[START OF Records for this task]
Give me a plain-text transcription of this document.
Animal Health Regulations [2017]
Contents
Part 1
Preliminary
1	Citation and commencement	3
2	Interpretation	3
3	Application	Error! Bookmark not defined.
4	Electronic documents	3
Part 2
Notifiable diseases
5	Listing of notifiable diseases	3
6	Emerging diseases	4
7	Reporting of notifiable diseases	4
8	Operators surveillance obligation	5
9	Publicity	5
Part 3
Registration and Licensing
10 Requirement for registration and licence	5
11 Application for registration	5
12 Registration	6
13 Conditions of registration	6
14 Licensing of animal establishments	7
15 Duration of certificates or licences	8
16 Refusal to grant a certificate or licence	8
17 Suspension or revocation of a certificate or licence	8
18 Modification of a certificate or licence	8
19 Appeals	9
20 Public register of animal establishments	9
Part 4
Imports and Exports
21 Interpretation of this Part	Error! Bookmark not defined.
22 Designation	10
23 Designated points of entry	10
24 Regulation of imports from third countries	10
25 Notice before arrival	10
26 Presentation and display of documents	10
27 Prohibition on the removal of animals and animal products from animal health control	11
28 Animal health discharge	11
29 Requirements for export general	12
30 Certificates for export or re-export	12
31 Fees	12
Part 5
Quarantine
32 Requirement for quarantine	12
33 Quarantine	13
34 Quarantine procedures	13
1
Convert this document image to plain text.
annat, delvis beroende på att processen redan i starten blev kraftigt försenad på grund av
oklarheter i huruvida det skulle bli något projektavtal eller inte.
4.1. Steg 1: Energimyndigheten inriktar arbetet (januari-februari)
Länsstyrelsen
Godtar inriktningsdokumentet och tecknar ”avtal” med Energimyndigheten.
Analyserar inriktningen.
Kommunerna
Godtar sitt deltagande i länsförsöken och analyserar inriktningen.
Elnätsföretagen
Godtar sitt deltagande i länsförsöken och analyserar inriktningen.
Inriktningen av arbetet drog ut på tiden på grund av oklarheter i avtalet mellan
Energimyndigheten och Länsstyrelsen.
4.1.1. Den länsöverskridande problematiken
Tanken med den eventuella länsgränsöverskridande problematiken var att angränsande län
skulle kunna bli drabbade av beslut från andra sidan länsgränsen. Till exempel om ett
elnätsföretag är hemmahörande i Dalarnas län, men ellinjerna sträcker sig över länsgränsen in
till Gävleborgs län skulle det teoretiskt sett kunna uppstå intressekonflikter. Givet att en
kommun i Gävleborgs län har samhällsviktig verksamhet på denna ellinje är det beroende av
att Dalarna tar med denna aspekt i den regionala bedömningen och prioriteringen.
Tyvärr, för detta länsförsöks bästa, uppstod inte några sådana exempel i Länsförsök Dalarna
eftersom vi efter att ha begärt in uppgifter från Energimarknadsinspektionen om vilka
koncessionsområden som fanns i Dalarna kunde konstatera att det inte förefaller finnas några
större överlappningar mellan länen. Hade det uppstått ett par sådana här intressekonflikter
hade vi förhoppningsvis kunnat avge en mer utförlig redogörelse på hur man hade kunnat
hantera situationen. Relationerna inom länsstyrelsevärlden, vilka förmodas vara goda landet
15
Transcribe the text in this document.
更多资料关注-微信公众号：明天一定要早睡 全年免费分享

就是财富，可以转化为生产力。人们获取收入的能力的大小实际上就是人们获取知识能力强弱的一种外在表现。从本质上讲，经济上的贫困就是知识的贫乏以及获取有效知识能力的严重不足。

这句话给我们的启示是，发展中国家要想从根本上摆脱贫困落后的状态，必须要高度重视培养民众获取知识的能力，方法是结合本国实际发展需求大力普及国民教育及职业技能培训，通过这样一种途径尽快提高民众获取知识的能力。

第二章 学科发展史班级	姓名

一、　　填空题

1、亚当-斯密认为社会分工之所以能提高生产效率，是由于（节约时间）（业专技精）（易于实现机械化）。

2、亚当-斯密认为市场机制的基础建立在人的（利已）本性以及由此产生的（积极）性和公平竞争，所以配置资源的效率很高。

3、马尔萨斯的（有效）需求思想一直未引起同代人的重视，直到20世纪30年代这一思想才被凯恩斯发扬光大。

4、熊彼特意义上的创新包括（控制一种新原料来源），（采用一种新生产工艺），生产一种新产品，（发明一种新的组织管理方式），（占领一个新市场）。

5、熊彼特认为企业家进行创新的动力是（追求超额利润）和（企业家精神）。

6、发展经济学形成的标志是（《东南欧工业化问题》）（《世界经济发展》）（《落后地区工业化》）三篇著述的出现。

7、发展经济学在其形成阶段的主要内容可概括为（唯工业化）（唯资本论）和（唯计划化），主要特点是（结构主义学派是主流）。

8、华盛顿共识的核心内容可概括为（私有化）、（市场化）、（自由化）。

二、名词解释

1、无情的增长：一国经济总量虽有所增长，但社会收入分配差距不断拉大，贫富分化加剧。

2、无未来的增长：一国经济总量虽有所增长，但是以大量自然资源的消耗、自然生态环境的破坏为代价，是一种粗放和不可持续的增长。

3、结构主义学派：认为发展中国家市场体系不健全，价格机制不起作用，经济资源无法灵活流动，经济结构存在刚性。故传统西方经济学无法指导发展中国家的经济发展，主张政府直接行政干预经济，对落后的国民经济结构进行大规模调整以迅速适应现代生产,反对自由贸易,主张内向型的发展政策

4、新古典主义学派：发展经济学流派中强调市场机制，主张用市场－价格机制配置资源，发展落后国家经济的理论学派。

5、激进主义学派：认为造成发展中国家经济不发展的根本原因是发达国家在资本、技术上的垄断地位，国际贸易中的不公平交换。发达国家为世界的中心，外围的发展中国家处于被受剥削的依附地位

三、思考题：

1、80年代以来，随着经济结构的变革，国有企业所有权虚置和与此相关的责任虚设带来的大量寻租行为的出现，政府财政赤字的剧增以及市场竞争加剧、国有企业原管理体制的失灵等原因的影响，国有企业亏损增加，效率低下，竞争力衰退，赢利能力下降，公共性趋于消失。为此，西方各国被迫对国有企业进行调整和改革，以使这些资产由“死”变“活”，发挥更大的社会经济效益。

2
[END OF Records for this task]
■ Exercise aim: Take the data above and return it exactly.

■ Exercise result:
Give me a plain-text transcription of this document.
Animal Health Regulations [2017]
Contents
Part 1
Preliminary
1	Citation and commencement	3
2	Interpretation	3
3	Application	Error! Bookmark not defined.
4	Electronic documents	3
Part 2
Notifiable diseases
5	Listing of notifiable diseases	3
6	Emerging diseases	4
7	Reporting of notifiable diseases	4
8	Operators surveillance obligation	5
9	Publicity	5
Part 3
Registration and Licensing
10 Requirement for registration and licence	5
11 Application for registration	5
12 Registration	6
13 Conditions of registration	6
14 Licensing of animal establishments	7
15 Duration of certificates or licences	8
16 Refusal to grant a certificate or licence	8
17 Suspension or revocation of a certificate or licence	8
18 Modification of a certificate or licence	8
19 Appeals	9
20 Public register of animal establishments	9
Part 4
Imports and Exports
21 Interpretation of this Part	Error! Bookmark not defined.
22 Designation	10
23 Designated points of entry	10
24 Regulation of imports from third countries	10
25 Notice before arrival	10
26 Presentation and display of documents	10
27 Prohibition on the removal of animals and animal products from animal health control	11
28 Animal health discharge	11
29 Requirements for export general	12
30 Certificates for export or re-export	12
31 Fees	12
Part 5
Quarantine
32 Requirement for quarantine	12
33 Quarantine	13
34 Quarantine procedures	13
1
Convert this document image to plain text.
annat, delvis beroende på att processen redan i starten blev kraftigt försenad på grund av
oklarheter i huruvida det skulle bli något projektavtal eller inte.
4.1. Steg 1: Energimyndigheten inriktar arbetet (januari-februari)
Länsstyrelsen
Godtar inriktningsdokumentet och tecknar ”avtal” med Energimyndigheten.
Analyserar inriktningen.
Kommunerna
Godtar sitt deltagande i länsförsöken och analyserar inriktningen.
Elnätsföretagen
Godtar sitt deltagande i länsförsöken och analyserar inriktningen.
Inriktningen av arbetet drog ut på tiden på grund av oklarheter i avtalet mellan
Energimyndigheten och Länsstyrelsen.
4.1.1. Den länsöverskridande problematiken
Tanken med den eventuella länsgränsöverskridande problematiken var att angränsande län
skulle kunna bli drabbade av beslut från andra sidan länsgränsen. Till exempel om ett
elnätsföretag är hemmahörande i Dalarnas län, men ellinjerna sträcker sig över länsgränsen in
till Gävleborgs län skulle det teoretiskt sett kunna uppstå intressekonflikter. Givet att en
kommun i Gävleborgs län har samhällsviktig verksamhet på denna ellinje är det beroende av
att Dalarna tar med denna aspekt i den regionala bedömningen och prioriteringen.
Tyvärr, för detta länsförsöks bästa, uppstod inte några sådana exempel i Länsförsök Dalarna
eftersom vi efter att ha begärt in uppgifter från Energimarknadsinspektionen om vilka
koncessionsområden som fanns i Dalarna kunde konstatera att det inte förefaller finnas några
större överlappningar mellan länen. Hade det uppstått ett par sådana här intressekonflikter
hade vi förhoppningsvis kunnat avge en mer utförlig redogörelse på hur man hade kunnat
hantera situationen. Relationerna inom länsstyrelsevärlden, vilka förmodas vara goda landet
15
Transcribe the text in this document.
更多资料关注-微信公众号：明天一定要早睡 全年免费分享

就是财富，可以转化为生产力。人们获取收入的能力的大小实际上就是人们获取知识能力强弱的一种外在表现。从本质上讲，经济上的贫困就是知识的贫乏以及获取有效知识能力的严重不足。

这句话给我们的启示是，发展中国家要想从根本上摆脱贫困落后的状态，必须要高度重视培养民众获取知识的能力，方法是结合本国实际发展需求大力普及国民教育及职业技能培训，通过这样一种途径尽快提高民众获取知识的能力。

第二章 学科发展史班级	姓名

一、　　填空题

1、亚当-斯密认为社会分工之所以能提高生产效率，是由于（节约时间）（业专技精）（易于实现机械化）。

2、亚当-斯密认为市场机制的基础建立在人的（利已）本性以及由此产生的（积极）性和公平竞争，所以配置资源的效率很高。

3、马尔萨斯的（有效）需求思想一直未引起同代人的重视，直到20世纪30年代这一思想才被凯恩斯发扬光大。

4、熊彼特意义上的创新包括（控制一种新原料来源），（采用一种新生产工艺），生产一种新产品，（发明一种新的组织管理方式），（占领一个新市场）。

5、熊彼特认为企业家进行创新的动力是（追求超额利润）和（企业家精神）。

6、发展经济学形成的标志是（《东南欧工业化问题》）（《世界经济发展》）（《落后地区工业化》）三篇著述的出现。

7、发展经济学在其形成阶段的主要内容可概括为（唯工业化）（唯资本论）和（唯计划化），主要特点是（结构主义学派是主流）。

8、华盛顿共识的核心内容可概括为（私有化）、（市场化）、（自由化）。

二、名词解释

1、无情的增长：一国经济总量虽有所增长，但社会收入分配差距不断拉大，贫富分化加剧。

2、无未来的增长：一国经济总量虽有所增长，但是以大量自然资源的消耗、自然生态环境的破坏为代价，是一种粗放和不可持续的增长。

3、结构主义学派：认为发展中国家市场体系不健全，价格机制不起作用，经济资源无法灵活流动，经济结构存在刚性。故传统西方经济学无法指导发展中国家的经济发展，主张政府直接行政干预经济，对落后的国民经济结构进行大规模调整以迅速适应现代生产,反对自由贸易,主张内向型的发展政策

4、新古典主义学派：发展经济学流派中强调市场机制，主张用市场－价格机制配置资源，发展落后国家经济的理论学派。

5、激进主义学派：认为造成发展中国家经济不发展的根本原因是发达国家在资本、技术上的垄断地位，国际贸易中的不公平交换。发达国家为世界的中心，外围的发展中国家处于被受剥削的依附地位

三、思考题：

1、80年代以来，随着经济结构的变革，国有企业所有权虚置和与此相关的责任虚设带来的大量寻租行为的出现，政府财政赤字的剧增以及市场竞争加剧、国有企业原管理体制的失灵等原因的影响，国有企业亏损增加，效率低下，竞争力衰退，赢利能力下降，公共性趋于消失。为此，西方各国被迫对国有企业进行调整和改革，以使这些资产由“死”变“活”，发挥更大的社会经济效益。

2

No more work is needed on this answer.